'''

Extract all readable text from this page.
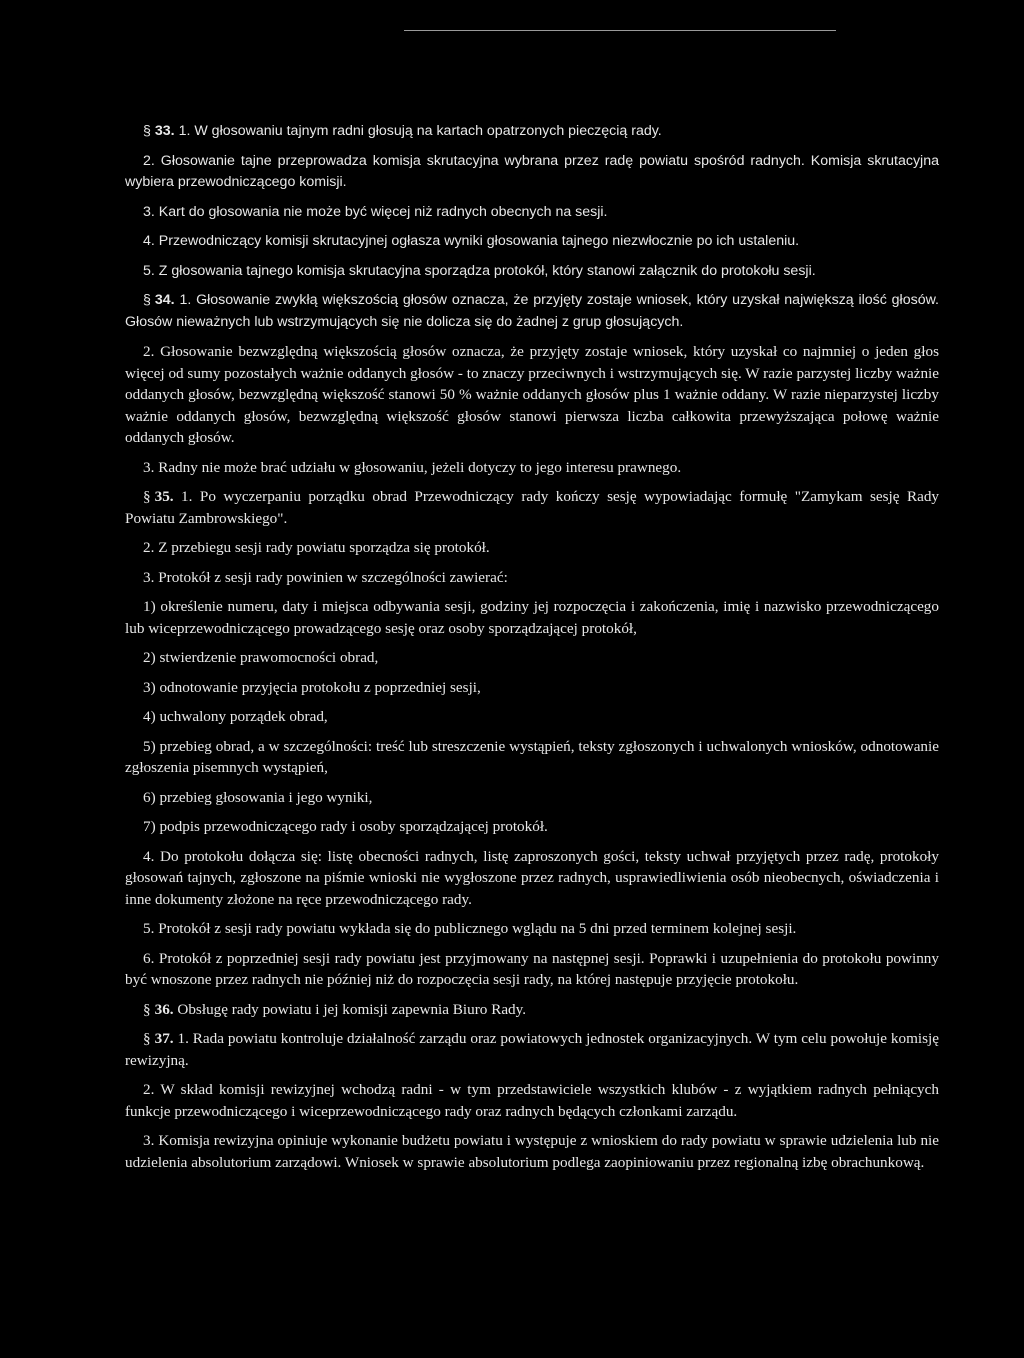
§ 33. 1. W głosowaniu tajnym radni głosują na kartach opatrzonych pieczęcią rady.

2. Głosowanie tajne przeprowadza komisja skrutacyjna wybrana przez radę powiatu spośród radnych. Komisja skrutacyjna wybiera przewodniczącego komisji.

3. Kart do głosowania nie może być więcej niż radnych obecnych na sesji.

4. Przewodniczący komisji skrutacyjnej ogłasza wyniki głosowania tajnego niezwłocznie po ich ustaleniu.

5. Z głosowania tajnego komisja skrutacyjna sporządza protokół, który stanowi załącznik do protokołu sesji.

§ 34. 1. Głosowanie zwykłą większością głosów oznacza, że przyjęty zostaje wniosek, który uzyskał największą ilość głosów. Głosów nieważnych lub wstrzymujących się nie dolicza się do żadnej z grup głosujących.

2. Głosowanie bezwzględną większością głosów oznacza, że przyjęty zostaje wniosek, który uzyskał co najmniej o jeden głos więcej od sumy pozostałych ważnie oddanych głosów - to znaczy przeciwnych i wstrzymujących się. W razie parzystej liczby ważnie oddanych głosów, bezwzględną większość stanowi 50 % ważnie oddanych głosów plus 1 ważnie oddany. W razie nieparzystej liczby ważnie oddanych głosów, bezwzględną większość głosów stanowi pierwsza liczba całkowita przewyższająca połowę ważnie oddanych głosów.

3. Radny nie może brać udziału w głosowaniu, jeżeli dotyczy to jego interesu prawnego.

§ 35. 1. Po wyczerpaniu porządku obrad Przewodniczący rady kończy sesję wypowiadając formułę "Zamykam sesję Rady Powiatu Zambrowskiego".

2. Z przebiegu sesji rady powiatu sporządza się protokół.

3. Protokół z sesji rady powinien w szczególności zawierać:

1) określenie numeru, daty i miejsca odbywania sesji, godziny jej rozpoczęcia i zakończenia, imię i nazwisko przewodniczącego lub wiceprzewodniczącego prowadzącego sesję oraz osoby sporządzającej protokół,

2) stwierdzenie prawomocności obrad,

3) odnotowanie przyjęcia protokołu z poprzedniej sesji,

4) uchwalony porządek obrad,

5) przebieg obrad, a w szczególności: treść lub streszczenie wystąpień, teksty zgłoszonych i uchwalonych wniosków, odnotowanie zgłoszenia pisemnych wystąpień,

6) przebieg głosowania i jego wyniki,

7) podpis przewodniczącego rady i osoby sporządzającej protokół.

4. Do protokołu dołącza się: listę obecności radnych, listę zaproszonych gości, teksty uchwał przyjętych przez radę, protokoły głosowań tajnych, zgłoszone na piśmie wnioski nie wygłoszone przez radnych, usprawiedliwienia osób nieobecnych, oświadczenia i inne dokumenty złożone na ręce przewodniczącego rady.

5. Protokół z sesji rady powiatu wykłada się do publicznego wglądu na 5 dni przed terminem kolejnej sesji.

6. Protokół z poprzedniej sesji rady powiatu jest przyjmowany na następnej sesji. Poprawki i uzupełnienia do protokołu powinny być wnoszone przez radnych nie później niż do rozpoczęcia sesji rady, na której następuje przyjęcie protokołu.

§ 36. Obsługę rady powiatu i jej komisji zapewnia Biuro Rady.

§ 37. 1. Rada powiatu kontroluje działalność zarządu oraz powiatowych jednostek organizacyjnych. W tym celu powołuje komisję rewizyjną.

2. W skład komisji rewizyjnej wchodzą radni - w tym przedstawiciele wszystkich klubów - z wyjątkiem radnych pełniących funkcje przewodniczącego i wiceprzewodniczącego rady oraz radnych będących członkami zarządu.

3. Komisja rewizyjna opiniuje wykonanie budżetu powiatu i występuje z wnioskiem do rady powiatu w sprawie udzielenia lub nie udzielenia absolutorium zarządowi. Wniosek w sprawie absolutorium podlega zaopiniowaniu przez regionalną izbę obrachunkową.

'''

TASK OBJECTIVE: Your copy should match the records word for word, with the pictures removed.

ANSWER TO THIS TASK:
Extract all readable text from this page.
§ 33. 1. W głosowaniu tajnym radni głosują na kartach opatrzonych pieczęcią rady.

2. Głosowanie tajne przeprowadza komisja skrutacyjna wybrana przez radę powiatu spośród radnych. Komisja skrutacyjna wybiera przewodniczącego komisji.

3. Kart do głosowania nie może być więcej niż radnych obecnych na sesji.

4. Przewodniczący komisji skrutacyjnej ogłasza wyniki głosowania tajnego niezwłocznie po ich ustaleniu.

5. Z głosowania tajnego komisja skrutacyjna sporządza protokół, który stanowi załącznik do protokołu sesji.

§ 34. 1. Głosowanie zwykłą większością głosów oznacza, że przyjęty zostaje wniosek, który uzyskał największą ilość głosów. Głosów nieważnych lub wstrzymujących się nie dolicza się do żadnej z grup głosujących.

2. Głosowanie bezwzględną większością głosów oznacza, że przyjęty zostaje wniosek, który uzyskał co najmniej o jeden głos więcej od sumy pozostałych ważnie oddanych głosów - to znaczy przeciwnych i wstrzymujących się. W razie parzystej liczby ważnie oddanych głosów, bezwzględną większość stanowi 50 % ważnie oddanych głosów plus 1 ważnie oddany. W razie nieparzystej liczby ważnie oddanych głosów, bezwzględną większość głosów stanowi pierwsza liczba całkowita przewyższająca połowę ważnie oddanych głosów.

3. Radny nie może brać udziału w głosowaniu, jeżeli dotyczy to jego interesu prawnego.

§ 35. 1. Po wyczerpaniu porządku obrad Przewodniczący rady kończy sesję wypowiadając formułę "Zamykam sesję Rady Powiatu Zambrowskiego".

2. Z przebiegu sesji rady powiatu sporządza się protokół.

3. Protokół z sesji rady powinien w szczególności zawierać:

1) określenie numeru, daty i miejsca odbywania sesji, godziny jej rozpoczęcia i zakończenia, imię i nazwisko przewodniczącego lub wiceprzewodniczącego prowadzącego sesję oraz osoby sporządzającej protokół,

2) stwierdzenie prawomocności obrad,

3) odnotowanie przyjęcia protokołu z poprzedniej sesji,

4) uchwalony porządek obrad,

5) przebieg obrad, a w szczególności: treść lub streszczenie wystąpień, teksty zgłoszonych i uchwalonych wniosków, odnotowanie zgłoszenia pisemnych wystąpień,

6) przebieg głosowania i jego wyniki,

7) podpis przewodniczącego rady i osoby sporządzającej protokół.

4. Do protokołu dołącza się: listę obecności radnych, listę zaproszonych gości, teksty uchwał przyjętych przez radę, protokoły głosowań tajnych, zgłoszone na piśmie wnioski nie wygłoszone przez radnych, usprawiedliwienia osób nieobecnych, oświadczenia i inne dokumenty złożone na ręce przewodniczącego rady.

5. Protokół z sesji rady powiatu wykłada się do publicznego wglądu na 5 dni przed terminem kolejnej sesji.

6. Protokół z poprzedniej sesji rady powiatu jest przyjmowany na następnej sesji. Poprawki i uzupełnienia do protokołu powinny być wnoszone przez radnych nie później niż do rozpoczęcia sesji rady, na której następuje przyjęcie protokołu.

§ 36. Obsługę rady powiatu i jej komisji zapewnia Biuro Rady.

§ 37. 1. Rada powiatu kontroluje działalność zarządu oraz powiatowych jednostek organizacyjnych. W tym celu powołuje komisję rewizyjną.

2. W skład komisji rewizyjnej wchodzą radni - w tym przedstawiciele wszystkich klubów - z wyjątkiem radnych pełniących funkcje przewodniczącego i wiceprzewodniczącego rady oraz radnych będących członkami zarządu.

3. Komisja rewizyjna opiniuje wykonanie budżetu powiatu i występuje z wnioskiem do rady powiatu w sprawie udzielenia lub nie udzielenia absolutorium zarządowi. Wniosek w sprawie absolutorium podlega zaopiniowaniu przez regionalną izbę obrachunkową.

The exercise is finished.